____ Material

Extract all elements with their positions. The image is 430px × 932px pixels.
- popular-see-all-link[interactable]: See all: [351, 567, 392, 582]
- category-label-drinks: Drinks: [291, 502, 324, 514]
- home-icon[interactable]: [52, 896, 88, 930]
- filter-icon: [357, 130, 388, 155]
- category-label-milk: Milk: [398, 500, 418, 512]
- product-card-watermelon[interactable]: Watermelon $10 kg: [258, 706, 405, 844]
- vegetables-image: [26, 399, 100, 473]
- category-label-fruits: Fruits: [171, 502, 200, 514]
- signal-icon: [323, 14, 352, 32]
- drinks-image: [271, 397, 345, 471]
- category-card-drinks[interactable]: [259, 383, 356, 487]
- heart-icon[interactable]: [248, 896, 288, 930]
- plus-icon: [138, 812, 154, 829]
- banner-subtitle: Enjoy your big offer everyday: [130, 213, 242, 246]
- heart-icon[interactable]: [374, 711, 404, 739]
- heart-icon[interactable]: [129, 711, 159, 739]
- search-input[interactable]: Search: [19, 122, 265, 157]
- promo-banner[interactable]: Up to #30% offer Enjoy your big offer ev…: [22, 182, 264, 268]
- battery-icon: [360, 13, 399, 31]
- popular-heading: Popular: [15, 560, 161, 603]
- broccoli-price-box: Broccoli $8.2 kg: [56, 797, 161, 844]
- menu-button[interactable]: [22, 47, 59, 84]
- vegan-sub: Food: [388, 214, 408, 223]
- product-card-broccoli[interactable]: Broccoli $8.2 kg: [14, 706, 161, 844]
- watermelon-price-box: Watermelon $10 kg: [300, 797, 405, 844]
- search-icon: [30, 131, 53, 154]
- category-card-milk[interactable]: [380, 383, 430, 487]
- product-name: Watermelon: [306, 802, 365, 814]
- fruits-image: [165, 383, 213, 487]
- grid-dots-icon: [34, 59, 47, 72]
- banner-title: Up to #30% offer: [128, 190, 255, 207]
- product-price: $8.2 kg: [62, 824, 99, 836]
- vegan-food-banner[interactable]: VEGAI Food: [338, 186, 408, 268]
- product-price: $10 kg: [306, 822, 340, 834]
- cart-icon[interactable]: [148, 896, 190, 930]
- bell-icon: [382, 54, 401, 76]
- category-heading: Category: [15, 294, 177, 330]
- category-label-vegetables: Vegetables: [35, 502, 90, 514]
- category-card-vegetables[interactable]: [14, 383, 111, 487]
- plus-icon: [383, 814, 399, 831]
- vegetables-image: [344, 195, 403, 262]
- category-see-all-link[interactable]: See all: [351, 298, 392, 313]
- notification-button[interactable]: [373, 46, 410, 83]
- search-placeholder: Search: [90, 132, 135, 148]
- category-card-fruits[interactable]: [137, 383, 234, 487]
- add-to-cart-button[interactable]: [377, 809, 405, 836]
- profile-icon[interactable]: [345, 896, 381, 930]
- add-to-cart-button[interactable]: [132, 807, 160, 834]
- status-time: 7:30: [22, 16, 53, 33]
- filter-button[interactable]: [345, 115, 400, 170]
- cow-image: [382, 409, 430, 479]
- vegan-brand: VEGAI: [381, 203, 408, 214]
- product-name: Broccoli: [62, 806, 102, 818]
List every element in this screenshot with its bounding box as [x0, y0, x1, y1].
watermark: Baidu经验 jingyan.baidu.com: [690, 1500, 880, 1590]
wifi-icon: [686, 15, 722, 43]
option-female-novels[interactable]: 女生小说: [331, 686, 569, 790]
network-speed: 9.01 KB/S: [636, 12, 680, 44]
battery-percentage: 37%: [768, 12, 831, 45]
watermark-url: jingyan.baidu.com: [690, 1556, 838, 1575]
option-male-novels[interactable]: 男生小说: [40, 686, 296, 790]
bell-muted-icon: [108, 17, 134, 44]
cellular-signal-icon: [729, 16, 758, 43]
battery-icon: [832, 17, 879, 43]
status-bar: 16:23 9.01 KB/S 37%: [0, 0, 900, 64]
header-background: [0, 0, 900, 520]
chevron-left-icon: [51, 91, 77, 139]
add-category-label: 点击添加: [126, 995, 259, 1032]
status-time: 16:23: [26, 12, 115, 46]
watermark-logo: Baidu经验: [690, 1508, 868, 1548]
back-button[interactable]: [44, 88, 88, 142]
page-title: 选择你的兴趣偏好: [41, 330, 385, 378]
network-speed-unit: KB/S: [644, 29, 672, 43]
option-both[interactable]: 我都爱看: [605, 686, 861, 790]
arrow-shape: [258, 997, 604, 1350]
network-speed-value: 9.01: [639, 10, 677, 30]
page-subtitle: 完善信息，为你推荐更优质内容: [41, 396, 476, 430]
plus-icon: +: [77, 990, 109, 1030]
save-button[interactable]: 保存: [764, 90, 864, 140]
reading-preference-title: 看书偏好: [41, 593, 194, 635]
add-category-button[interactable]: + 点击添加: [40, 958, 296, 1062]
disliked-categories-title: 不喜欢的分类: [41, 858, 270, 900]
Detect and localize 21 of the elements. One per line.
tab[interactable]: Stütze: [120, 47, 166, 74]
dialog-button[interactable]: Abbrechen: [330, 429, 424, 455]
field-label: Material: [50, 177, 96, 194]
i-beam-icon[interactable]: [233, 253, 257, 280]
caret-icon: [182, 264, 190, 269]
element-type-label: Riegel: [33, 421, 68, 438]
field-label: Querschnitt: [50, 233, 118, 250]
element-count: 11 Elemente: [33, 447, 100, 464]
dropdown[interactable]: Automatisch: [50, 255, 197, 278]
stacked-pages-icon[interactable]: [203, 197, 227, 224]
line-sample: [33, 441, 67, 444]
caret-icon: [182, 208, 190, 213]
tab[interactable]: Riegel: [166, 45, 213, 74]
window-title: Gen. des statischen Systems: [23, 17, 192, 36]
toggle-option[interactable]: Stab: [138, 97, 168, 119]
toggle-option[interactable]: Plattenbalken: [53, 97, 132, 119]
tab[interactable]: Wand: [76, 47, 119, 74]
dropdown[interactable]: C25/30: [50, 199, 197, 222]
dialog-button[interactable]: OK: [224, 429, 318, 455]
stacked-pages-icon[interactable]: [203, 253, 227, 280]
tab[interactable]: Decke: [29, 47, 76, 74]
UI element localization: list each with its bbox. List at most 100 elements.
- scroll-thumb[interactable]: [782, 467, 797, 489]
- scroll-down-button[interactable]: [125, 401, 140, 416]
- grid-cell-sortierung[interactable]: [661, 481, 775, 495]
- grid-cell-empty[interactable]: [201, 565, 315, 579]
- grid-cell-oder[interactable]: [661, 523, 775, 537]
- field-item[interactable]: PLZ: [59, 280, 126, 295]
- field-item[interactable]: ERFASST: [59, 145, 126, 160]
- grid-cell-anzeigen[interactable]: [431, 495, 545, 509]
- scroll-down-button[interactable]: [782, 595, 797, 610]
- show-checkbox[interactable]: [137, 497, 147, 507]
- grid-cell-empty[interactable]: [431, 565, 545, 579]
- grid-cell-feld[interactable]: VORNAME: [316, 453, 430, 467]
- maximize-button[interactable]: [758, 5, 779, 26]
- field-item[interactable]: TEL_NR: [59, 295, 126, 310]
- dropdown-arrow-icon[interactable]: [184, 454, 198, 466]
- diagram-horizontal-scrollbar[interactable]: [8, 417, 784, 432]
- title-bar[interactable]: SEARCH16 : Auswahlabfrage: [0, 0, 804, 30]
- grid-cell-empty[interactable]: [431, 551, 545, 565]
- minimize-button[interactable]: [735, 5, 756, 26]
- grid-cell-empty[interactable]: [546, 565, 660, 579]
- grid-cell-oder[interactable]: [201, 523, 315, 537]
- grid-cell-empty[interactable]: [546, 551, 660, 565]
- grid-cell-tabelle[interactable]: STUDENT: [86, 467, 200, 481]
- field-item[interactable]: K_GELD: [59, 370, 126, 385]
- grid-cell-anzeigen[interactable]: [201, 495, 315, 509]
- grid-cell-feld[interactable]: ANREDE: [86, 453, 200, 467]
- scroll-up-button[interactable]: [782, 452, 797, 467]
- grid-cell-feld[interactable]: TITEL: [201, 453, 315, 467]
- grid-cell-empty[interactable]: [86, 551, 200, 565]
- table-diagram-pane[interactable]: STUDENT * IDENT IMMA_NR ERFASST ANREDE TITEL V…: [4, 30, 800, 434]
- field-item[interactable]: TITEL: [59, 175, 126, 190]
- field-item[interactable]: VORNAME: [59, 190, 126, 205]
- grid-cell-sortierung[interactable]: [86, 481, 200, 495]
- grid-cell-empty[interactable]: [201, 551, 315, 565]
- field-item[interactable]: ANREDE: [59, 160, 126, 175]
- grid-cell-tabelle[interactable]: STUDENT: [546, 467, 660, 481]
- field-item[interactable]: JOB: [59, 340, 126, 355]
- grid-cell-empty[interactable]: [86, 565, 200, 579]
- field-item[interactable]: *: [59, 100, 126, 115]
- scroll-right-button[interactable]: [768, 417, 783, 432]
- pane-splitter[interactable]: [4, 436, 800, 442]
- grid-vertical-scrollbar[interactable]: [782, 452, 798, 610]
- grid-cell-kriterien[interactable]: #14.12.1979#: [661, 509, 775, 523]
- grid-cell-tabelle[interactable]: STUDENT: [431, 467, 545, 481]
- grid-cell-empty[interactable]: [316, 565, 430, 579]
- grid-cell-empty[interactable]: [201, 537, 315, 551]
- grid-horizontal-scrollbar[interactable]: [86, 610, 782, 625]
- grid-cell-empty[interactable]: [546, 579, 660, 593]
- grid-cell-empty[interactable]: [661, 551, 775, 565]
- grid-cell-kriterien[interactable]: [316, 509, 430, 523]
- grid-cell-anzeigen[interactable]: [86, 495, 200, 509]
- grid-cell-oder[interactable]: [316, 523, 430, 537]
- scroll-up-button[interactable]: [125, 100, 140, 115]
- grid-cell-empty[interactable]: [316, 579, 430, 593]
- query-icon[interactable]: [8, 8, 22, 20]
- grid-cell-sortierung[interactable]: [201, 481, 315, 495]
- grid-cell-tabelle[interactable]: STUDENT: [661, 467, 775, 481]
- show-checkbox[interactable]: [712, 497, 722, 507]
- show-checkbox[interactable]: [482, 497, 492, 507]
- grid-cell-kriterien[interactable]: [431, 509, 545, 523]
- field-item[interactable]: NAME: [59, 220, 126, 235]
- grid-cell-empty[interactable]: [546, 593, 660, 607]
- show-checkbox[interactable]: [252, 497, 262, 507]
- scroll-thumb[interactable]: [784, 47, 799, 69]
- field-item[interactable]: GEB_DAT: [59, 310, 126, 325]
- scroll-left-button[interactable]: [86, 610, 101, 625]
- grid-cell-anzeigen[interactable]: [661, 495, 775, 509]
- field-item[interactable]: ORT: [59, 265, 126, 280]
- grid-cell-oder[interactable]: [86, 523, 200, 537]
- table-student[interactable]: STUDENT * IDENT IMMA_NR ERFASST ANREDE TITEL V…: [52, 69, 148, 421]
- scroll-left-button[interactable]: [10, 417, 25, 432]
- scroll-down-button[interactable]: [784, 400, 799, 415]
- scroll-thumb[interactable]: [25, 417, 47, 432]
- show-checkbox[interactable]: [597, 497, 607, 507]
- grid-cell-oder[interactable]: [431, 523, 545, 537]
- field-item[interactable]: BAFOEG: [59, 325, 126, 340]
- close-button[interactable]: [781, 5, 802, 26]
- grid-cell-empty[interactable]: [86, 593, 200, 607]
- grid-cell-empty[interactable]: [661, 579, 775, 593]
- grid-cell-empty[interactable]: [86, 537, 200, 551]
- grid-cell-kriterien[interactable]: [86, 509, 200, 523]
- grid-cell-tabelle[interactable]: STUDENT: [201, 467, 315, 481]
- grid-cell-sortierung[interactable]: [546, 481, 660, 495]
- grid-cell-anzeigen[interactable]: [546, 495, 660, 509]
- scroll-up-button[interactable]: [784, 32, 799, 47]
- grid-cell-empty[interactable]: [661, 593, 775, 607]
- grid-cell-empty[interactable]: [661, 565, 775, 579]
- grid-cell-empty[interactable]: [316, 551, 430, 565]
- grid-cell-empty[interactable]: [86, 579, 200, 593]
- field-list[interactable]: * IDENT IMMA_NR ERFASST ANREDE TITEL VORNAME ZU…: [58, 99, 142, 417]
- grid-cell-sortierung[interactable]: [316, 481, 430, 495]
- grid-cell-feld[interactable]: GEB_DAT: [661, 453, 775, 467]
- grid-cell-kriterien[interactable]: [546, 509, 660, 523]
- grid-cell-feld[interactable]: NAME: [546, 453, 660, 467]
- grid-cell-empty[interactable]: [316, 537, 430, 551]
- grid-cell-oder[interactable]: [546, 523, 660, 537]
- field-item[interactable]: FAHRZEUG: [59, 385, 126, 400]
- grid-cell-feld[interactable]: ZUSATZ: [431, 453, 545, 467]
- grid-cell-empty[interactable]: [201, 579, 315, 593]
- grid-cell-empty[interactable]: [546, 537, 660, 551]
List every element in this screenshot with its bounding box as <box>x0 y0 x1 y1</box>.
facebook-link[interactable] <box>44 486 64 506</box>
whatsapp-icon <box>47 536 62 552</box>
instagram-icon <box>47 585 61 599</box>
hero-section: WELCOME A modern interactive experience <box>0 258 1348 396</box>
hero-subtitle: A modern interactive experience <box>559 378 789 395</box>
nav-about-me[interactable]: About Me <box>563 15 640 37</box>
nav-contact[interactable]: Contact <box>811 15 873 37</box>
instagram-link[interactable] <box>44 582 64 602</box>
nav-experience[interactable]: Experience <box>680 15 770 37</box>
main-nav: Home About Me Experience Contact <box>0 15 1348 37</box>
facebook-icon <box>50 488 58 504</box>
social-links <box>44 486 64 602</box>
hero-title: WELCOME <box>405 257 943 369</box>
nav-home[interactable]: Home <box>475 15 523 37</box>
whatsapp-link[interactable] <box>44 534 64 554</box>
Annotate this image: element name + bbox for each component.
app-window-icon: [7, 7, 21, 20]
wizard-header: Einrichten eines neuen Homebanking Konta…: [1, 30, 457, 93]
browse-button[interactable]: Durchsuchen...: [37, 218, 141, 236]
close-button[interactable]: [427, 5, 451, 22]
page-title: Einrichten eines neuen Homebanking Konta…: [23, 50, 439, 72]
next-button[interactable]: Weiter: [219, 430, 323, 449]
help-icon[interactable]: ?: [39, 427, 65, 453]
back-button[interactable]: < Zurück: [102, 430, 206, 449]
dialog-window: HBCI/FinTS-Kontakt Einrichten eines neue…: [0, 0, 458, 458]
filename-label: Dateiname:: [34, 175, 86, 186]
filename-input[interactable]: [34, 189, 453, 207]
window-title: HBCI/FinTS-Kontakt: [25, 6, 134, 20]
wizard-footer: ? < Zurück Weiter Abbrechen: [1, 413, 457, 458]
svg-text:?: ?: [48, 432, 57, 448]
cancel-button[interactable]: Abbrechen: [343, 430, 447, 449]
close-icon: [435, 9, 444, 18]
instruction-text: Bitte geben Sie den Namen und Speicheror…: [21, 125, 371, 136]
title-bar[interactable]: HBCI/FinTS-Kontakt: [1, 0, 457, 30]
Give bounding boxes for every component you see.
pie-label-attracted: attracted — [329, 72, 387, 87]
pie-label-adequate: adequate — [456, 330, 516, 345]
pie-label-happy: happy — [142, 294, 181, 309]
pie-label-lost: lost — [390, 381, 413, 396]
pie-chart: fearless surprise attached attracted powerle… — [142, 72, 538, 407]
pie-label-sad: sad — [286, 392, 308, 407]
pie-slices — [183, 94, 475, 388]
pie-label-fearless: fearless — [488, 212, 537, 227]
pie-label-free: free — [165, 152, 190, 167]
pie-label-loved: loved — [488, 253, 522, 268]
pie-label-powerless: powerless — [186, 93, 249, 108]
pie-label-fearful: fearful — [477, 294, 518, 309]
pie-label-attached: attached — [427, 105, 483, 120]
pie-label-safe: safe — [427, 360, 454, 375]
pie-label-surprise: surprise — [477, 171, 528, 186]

________

> **Do this**: Render everything from the start of the rows down to the line containing "- category-label-milk: Milk: [398, 500, 418, 512]" as a JSON list of strings, one string per line and blank lines left out.

> **Complete answer**:
[
  "Extract all elements with their positions. The image is 430px × 932px pixels.",
  "- popular-see-all-link[interactable]: See all: [351, 567, 392, 582]",
  "- category-label-drinks: Drinks: [291, 502, 324, 514]",
  "- home-icon[interactable]: [52, 896, 88, 930]",
  "- filter-icon: [357, 130, 388, 155]",
  "- category-label-milk: Milk: [398, 500, 418, 512]"
]